Begin Entries shown

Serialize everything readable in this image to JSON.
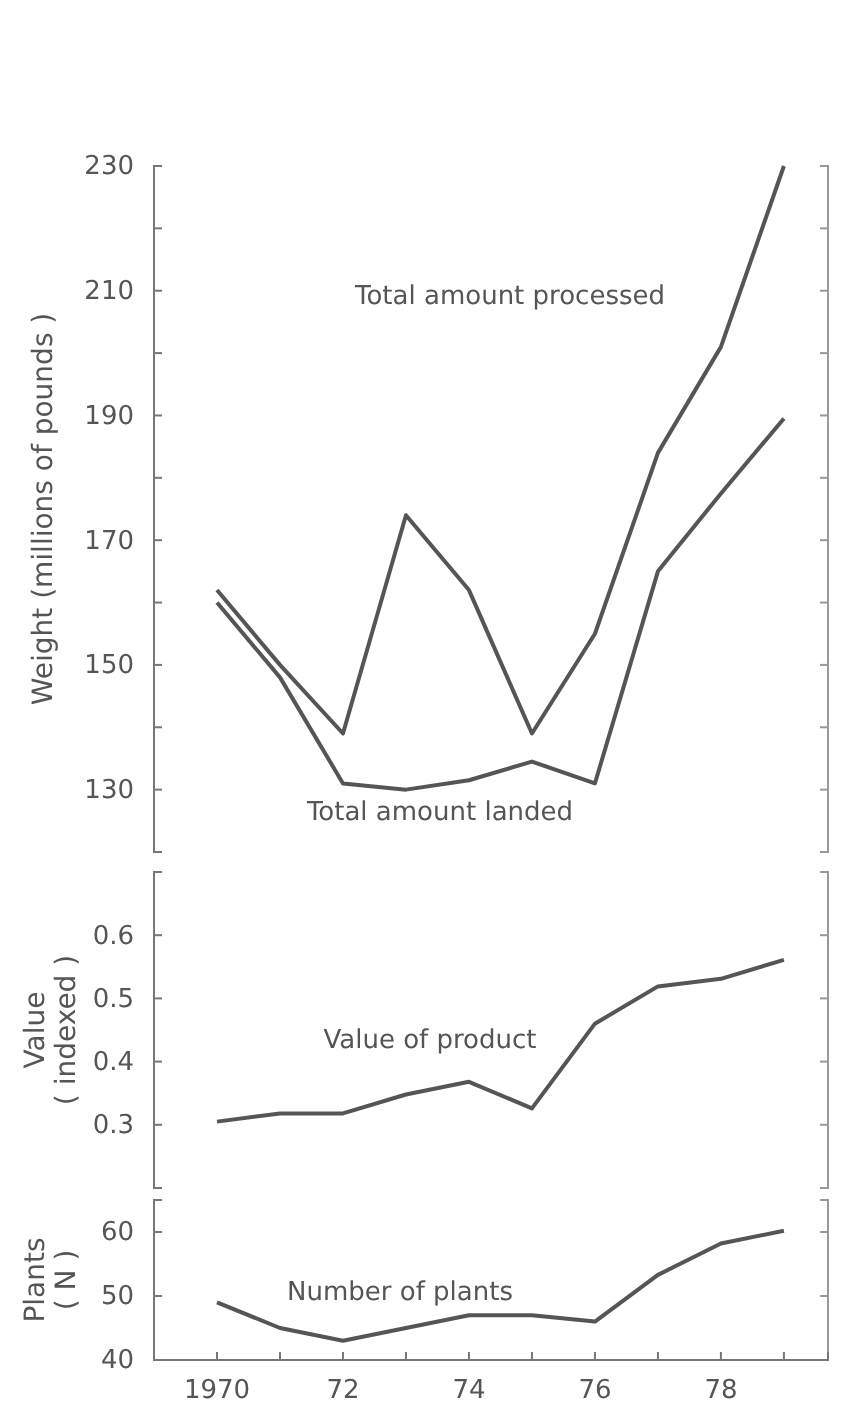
{
  "chart_data": [
    {
      "type": "line",
      "ylabel": "Weight (millions of pounds )",
      "x": [
        1970,
        1971,
        1972,
        1973,
        1974,
        1975,
        1976,
        1977,
        1978,
        1979
      ],
      "xlim": [
        1969,
        1979.7
      ],
      "ylim": [
        120,
        230
      ],
      "yticks": [
        {
          "value": 120,
          "label": null
        },
        130,
        {
          "value": 140,
          "label": null
        },
        150,
        {
          "value": 160,
          "label": null
        },
        170,
        {
          "value": 180,
          "label": null
        },
        190,
        {
          "value": 200,
          "label": null
        },
        210,
        {
          "value": 220,
          "label": null
        },
        230
      ],
      "tick_labels": "y",
      "grid": false,
      "series": [
        {
          "name": "Total amount processed",
          "color": "#555555",
          "values": [
            162,
            150,
            139,
            174,
            162,
            139,
            155,
            184,
            201,
            230
          ]
        },
        {
          "name": "Total amount landed",
          "color": "#555555",
          "values": [
            160,
            148,
            131,
            130,
            131.5,
            134.5,
            131,
            165,
            177.5,
            189.5
          ]
        }
      ]
    },
    {
      "type": "line",
      "ylabel": "Value\n( indexed )",
      "x": [
        1970,
        1971,
        1972,
        1973,
        1974,
        1975,
        1976,
        1977,
        1978,
        1979
      ],
      "xlim": [
        1969,
        1979.7
      ],
      "ylim": [
        0.2,
        0.7
      ],
      "yticks": [
        {
          "value": 0.2,
          "label": null
        },
        0.3,
        0.4,
        0.5,
        0.6,
        {
          "value": 0.7,
          "label": null
        }
      ],
      "tick_labels": "y",
      "grid": false,
      "series": [
        {
          "name": "Value of product",
          "color": "#555555",
          "values": [
            0.305,
            0.318,
            0.318,
            0.348,
            0.368,
            0.326,
            0.46,
            0.519,
            0.531,
            0.561
          ]
        }
      ]
    },
    {
      "type": "line",
      "ylabel": "Plants\n( N )",
      "x": [
        1970,
        1971,
        1972,
        1973,
        1974,
        1975,
        1976,
        1977,
        1978,
        1979
      ],
      "xlim": [
        1969,
        1979.7
      ],
      "ylim": [
        40,
        65
      ],
      "yticks": [
        40,
        50,
        60
      ],
      "xticks": [
        1970,
        {
          "value": 1971,
          "label": null
        },
        {
          "value": 1972,
          "label": "72"
        },
        {
          "value": 1973,
          "label": null
        },
        {
          "value": 1974,
          "label": "74"
        },
        {
          "value": 1975,
          "label": null
        },
        {
          "value": 1976,
          "label": "76"
        },
        {
          "value": 1977,
          "label": null
        },
        {
          "value": 1978,
          "label": "78"
        },
        {
          "value": 1979,
          "label": null
        }
      ],
      "grid": false,
      "series": [
        {
          "name": "Number of plants",
          "color": "#555555",
          "values": [
            49,
            45,
            43,
            45,
            47,
            47,
            46,
            53.3,
            58.2,
            60.2
          ]
        }
      ]
    }
  ]
}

End Entries shown

● **What to produce**
Without the pictures, repeat all the records word for word.

● **Output of the task**
Serialize everything readable in this image to JSON.
{
  "chart_data": [
    {
      "type": "line",
      "ylabel": "Weight (millions of pounds )",
      "x": [
        1970,
        1971,
        1972,
        1973,
        1974,
        1975,
        1976,
        1977,
        1978,
        1979
      ],
      "xlim": [
        1969,
        1979.7
      ],
      "ylim": [
        120,
        230
      ],
      "yticks": [
        {
          "value": 120,
          "label": null
        },
        130,
        {
          "value": 140,
          "label": null
        },
        150,
        {
          "value": 160,
          "label": null
        },
        170,
        {
          "value": 180,
          "label": null
        },
        190,
        {
          "value": 200,
          "label": null
        },
        210,
        {
          "value": 220,
          "label": null
        },
        230
      ],
      "tick_labels": "y",
      "grid": false,
      "series": [
        {
          "name": "Total amount processed",
          "color": "#555555",
          "values": [
            162,
            150,
            139,
            174,
            162,
            139,
            155,
            184,
            201,
            230
          ]
        },
        {
          "name": "Total amount landed",
          "color": "#555555",
          "values": [
            160,
            148,
            131,
            130,
            131.5,
            134.5,
            131,
            165,
            177.5,
            189.5
          ]
        }
      ]
    },
    {
      "type": "line",
      "ylabel": "Value\n( indexed )",
      "x": [
        1970,
        1971,
        1972,
        1973,
        1974,
        1975,
        1976,
        1977,
        1978,
        1979
      ],
      "xlim": [
        1969,
        1979.7
      ],
      "ylim": [
        0.2,
        0.7
      ],
      "yticks": [
        {
          "value": 0.2,
          "label": null
        },
        0.3,
        0.4,
        0.5,
        0.6,
        {
          "value": 0.7,
          "label": null
        }
      ],
      "tick_labels": "y",
      "grid": false,
      "series": [
        {
          "name": "Value of product",
          "color": "#555555",
          "values": [
            0.305,
            0.318,
            0.318,
            0.348,
            0.368,
            0.326,
            0.46,
            0.519,
            0.531,
            0.561
          ]
        }
      ]
    },
    {
      "type": "line",
      "ylabel": "Plants\n( N )",
      "x": [
        1970,
        1971,
        1972,
        1973,
        1974,
        1975,
        1976,
        1977,
        1978,
        1979
      ],
      "xlim": [
        1969,
        1979.7
      ],
      "ylim": [
        40,
        65
      ],
      "yticks": [
        40,
        50,
        60
      ],
      "xticks": [
        1970,
        {
          "value": 1971,
          "label": null
        },
        {
          "value": 1972,
          "label": "72"
        },
        {
          "value": 1973,
          "label": null
        },
        {
          "value": 1974,
          "label": "74"
        },
        {
          "value": 1975,
          "label": null
        },
        {
          "value": 1976,
          "label": "76"
        },
        {
          "value": 1977,
          "label": null
        },
        {
          "value": 1978,
          "label": "78"
        },
        {
          "value": 1979,
          "label": null
        }
      ],
      "grid": false,
      "series": [
        {
          "name": "Number of plants",
          "color": "#555555",
          "values": [
            49,
            45,
            43,
            45,
            47,
            47,
            46,
            53.3,
            58.2,
            60.2
          ]
        }
      ]
    }
  ]
}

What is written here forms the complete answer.